Written task: Copy all lines in which the word "http" can be found.

Records for this task:
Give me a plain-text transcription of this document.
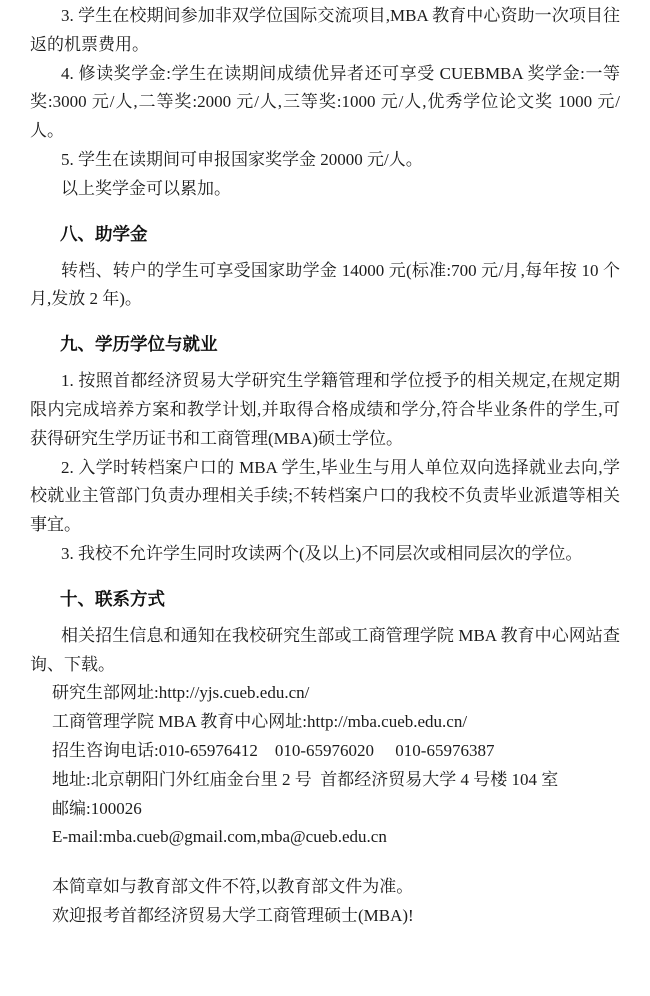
3. 学生在校期间参加非双学位国际交流项目,MBA 教育中心资助一次项目往返的机票费用。

4. 修读奖学金:学生在读期间成绩优异者还可享受 CUEBMBA 奖学金:一等奖:3000 元/人,二等奖:2000 元/人,三等奖:1000 元/人,优秀学位论文奖 1000 元/人。

5. 学生在读期间可申报国家奖学金 20000 元/人。

以上奖学金可以累加。

八、助学金

转档、转户的学生可享受国家助学金 14000 元(标准:700 元/月,每年按 10 个月,发放 2 年)。

九、学历学位与就业

1. 按照首都经济贸易大学研究生学籍管理和学位授予的相关规定,在规定期限内完成培养方案和教学计划,并取得合格成绩和学分,符合毕业条件的学生,可获得研究生学历证书和工商管理(MBA)硕士学位。

2. 入学时转档案户口的 MBA 学生,毕业生与用人单位双向选择就业去向,学校就业主管部门负责办理相关手续;不转档案户口的我校不负责毕业派遣等相关事宜。

3. 我校不允许学生同时攻读两个(及以上)不同层次或相同层次的学位。

十、联系方式

相关招生信息和通知在我校研究生部或工商管理学院 MBA 教育中心网站查询、下载。

研究生部网址:http://yjs.cueb.edu.cn/

工商管理学院 MBA 教育中心网址:http://mba.cueb.edu.cn/

招生咨询电话:010-65976412    010-65976020     010-65976387

地址:北京朝阳门外红庙金台里 2 号  首都经济贸易大学 4 号楼 104 室

邮编:100026

E-mail:mba.cueb@gmail.com,mba@cueb.edu.cn

本简章如与教育部文件不符,以教育部文件为准。

欢迎报考首都经济贸易大学工商管理硕士(MBA)!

The result:
研究生部网址:http://yjs.cueb.edu.cn/
工商管理学院 MBA 教育中心网址:http://mba.cueb.edu.cn/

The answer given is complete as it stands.